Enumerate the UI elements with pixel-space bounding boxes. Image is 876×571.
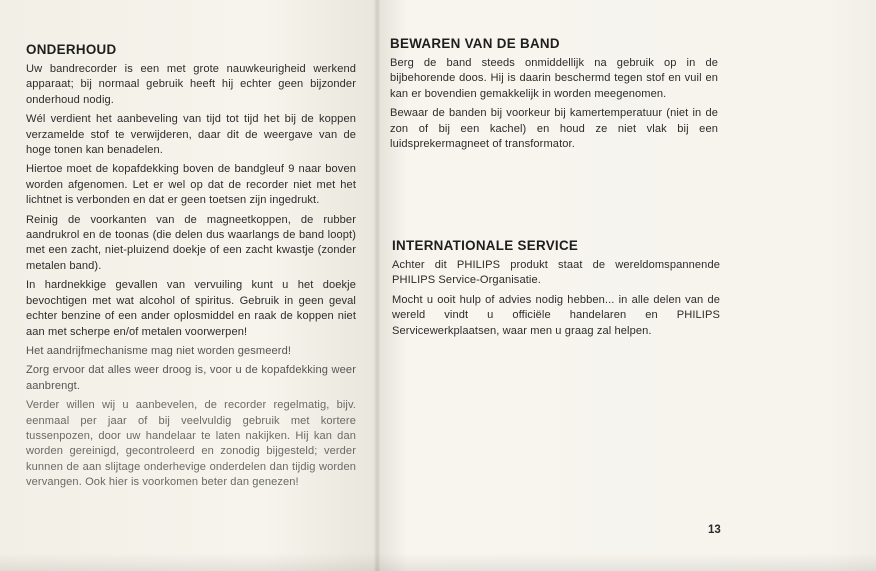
- storage-section: [390, 36, 718, 156]
- maintenance-paragraph: Uw bandrecorder is een met grote nauwkeurigheid werkend apparaat; bij normaal gebruik heeft hij echter geen bijzonder onderhoud nodig.: [26, 63, 356, 106]
- storage-heading: BEWAREN VAN DE BAND: [390, 36, 560, 51]
- storage-paragraph: Berg de band steeds onmiddellijk na gebruik op in de bijbehorende doos. Hij is daarin beschermd tegen stof en vuil en kan er bovendien gemakkelijk in worden meegenomen.: [390, 57, 718, 100]
- page-fold: [374, 0, 380, 571]
- maintenance-paragraph: In hardnekkige gevallen van vervuiling kunt u het doekje bevochtigen met wat alcohol of spiritus. Gebruik in geen geval echter benzine of een ander oplosmiddel en raak de koppen niet aan met scherpe en/of metalen voorwerpen!: [26, 279, 356, 338]
- service-paragraph: Achter dit PHILIPS produkt staat de wereldomspannende PHILIPS Service-Organisatie.: [392, 259, 720, 287]
- maintenance-heading: ONDERHOUD: [26, 42, 117, 57]
- page-number: 13: [708, 524, 721, 536]
- maintenance-section: [26, 42, 356, 495]
- maintenance-paragraph: Hiertoe moet de kopafdekking boven de bandgleuf 9 naar boven worden afgenomen. Let er wel op dat de recorder niet met het lichtnet is verbonden en dat er geen toetsen zijn ingedrukt.: [26, 163, 356, 207]
- bottom-shadow: [0, 553, 876, 571]
- maintenance-paragraph: Zorg ervoor dat alles weer droog is, voor u de kopafdekking weer aanbrengt.: [26, 364, 356, 392]
- maintenance-paragraph: Verder willen wij u aanbevelen, de recorder regelmatig, bijv. eenmaal per jaar of bij veelvuldig gebruik met kortere tussenpozen, door uw handelaar te laten nakijken. Hij kan dan worden gereinigd, gecontroleerd en zonodig bijgesteld; verder kunnen de aan slijtage onderhevige onderdelen dan tijdig worden vervangen. Ook hier is voorkomen beter dan genezen!: [26, 399, 356, 489]
- maintenance-paragraph: Het aandrijfmechanisme mag niet worden gesmeerd!: [26, 344, 292, 357]
- service-section: [392, 238, 720, 343]
- maintenance-paragraph: Wél verdient het aanbeveling van tijd tot tijd het bij de koppen verzamelde stof te verwijderen, daar dit de weergave van de hoge tonen kan benadelen.: [26, 113, 356, 157]
- maintenance-paragraph: Reinig de voorkanten van de magneetkoppen, de rubber aandrukrol en de toonas (die delen dus waarlangs de band loopt) met een zacht, niet-pluizend doekje of een zacht kwastje (zonder metalen band).: [26, 213, 356, 272]
- service-paragraph: Mocht u ooit hulp of advies nodig hebben... in alle delen van de wereld vindt u officiële handelaren en PHILIPS Servicewerkplaatsen, waar men u graag zal helpen.: [392, 293, 720, 337]
- service-heading: INTERNATIONALE SERVICE: [392, 238, 579, 253]
- storage-paragraph: Bewaar de banden bij voorkeur bij kamertemperatuur (niet in de zon of bij een kachel) en houd ze niet vlak bij een luidsprekermagneet of transformator.: [390, 107, 718, 151]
== == ==
> TASK REQUIREMENTS
Transcribe the listing above verbatim. No picture belongs in the result.

> RESULT
Enumerate the UI elements with pixel-space bounding boxes. Image is 876×571.
- storage-section: [390, 36, 718, 156]
- maintenance-paragraph: Uw bandrecorder is een met grote nauwkeurigheid werkend apparaat; bij normaal gebruik heeft hij echter geen bijzonder onderhoud nodig.: [26, 63, 356, 106]
- storage-heading: BEWAREN VAN DE BAND: [390, 36, 560, 51]
- storage-paragraph: Berg de band steeds onmiddellijk na gebruik op in de bijbehorende doos. Hij is daarin beschermd tegen stof en vuil en kan er bovendien gemakkelijk in worden meegenomen.: [390, 57, 718, 100]
- page-fold: [374, 0, 380, 571]
- maintenance-paragraph: In hardnekkige gevallen van vervuiling kunt u het doekje bevochtigen met wat alcohol of spiritus. Gebruik in geen geval echter benzine of een ander oplosmiddel en raak de koppen niet aan met scherpe en/of metalen voorwerpen!: [26, 279, 356, 338]
- service-paragraph: Achter dit PHILIPS produkt staat de wereldomspannende PHILIPS Service-Organisatie.: [392, 259, 720, 287]
- maintenance-heading: ONDERHOUD: [26, 42, 117, 57]
- page-number: 13: [708, 524, 721, 536]
- maintenance-section: [26, 42, 356, 495]
- maintenance-paragraph: Hiertoe moet de kopafdekking boven de bandgleuf 9 naar boven worden afgenomen. Let er wel op dat de recorder niet met het lichtnet is verbonden en dat er geen toetsen zijn ingedrukt.: [26, 163, 356, 207]
- bottom-shadow: [0, 553, 876, 571]
- maintenance-paragraph: Zorg ervoor dat alles weer droog is, voor u de kopafdekking weer aanbrengt.: [26, 364, 356, 392]
- maintenance-paragraph: Verder willen wij u aanbevelen, de recorder regelmatig, bijv. eenmaal per jaar of bij veelvuldig gebruik met kortere tussenpozen, door uw handelaar te laten nakijken. Hij kan dan worden gereinigd, gecontroleerd en zonodig bijgesteld; verder kunnen de aan slijtage onderhevige onderdelen dan tijdig worden vervangen. Ook hier is voorkomen beter dan genezen!: [26, 399, 356, 489]
- maintenance-paragraph: Het aandrijfmechanisme mag niet worden gesmeerd!: [26, 344, 292, 357]
- service-section: [392, 238, 720, 343]
- maintenance-paragraph: Wél verdient het aanbeveling van tijd tot tijd het bij de koppen verzamelde stof te verwijderen, daar dit de weergave van de hoge tonen kan benadelen.: [26, 113, 356, 157]
- maintenance-paragraph: Reinig de voorkanten van de magneetkoppen, de rubber aandrukrol en de toonas (die delen dus waarlangs de band loopt) met een zacht, niet-pluizend doekje of een zacht kwastje (zonder metalen band).: [26, 213, 356, 272]
- service-paragraph: Mocht u ooit hulp of advies nodig hebben... in alle delen van de wereld vindt u officiële handelaren en PHILIPS Servicewerkplaatsen, waar men u graag zal helpen.: [392, 293, 720, 337]
- service-heading: INTERNATIONALE SERVICE: [392, 238, 579, 253]
- storage-paragraph: Bewaar de banden bij voorkeur bij kamertemperatuur (niet in de zon of bij een kachel) en houd ze niet vlak bij een luidsprekermagneet of transformator.: [390, 107, 718, 151]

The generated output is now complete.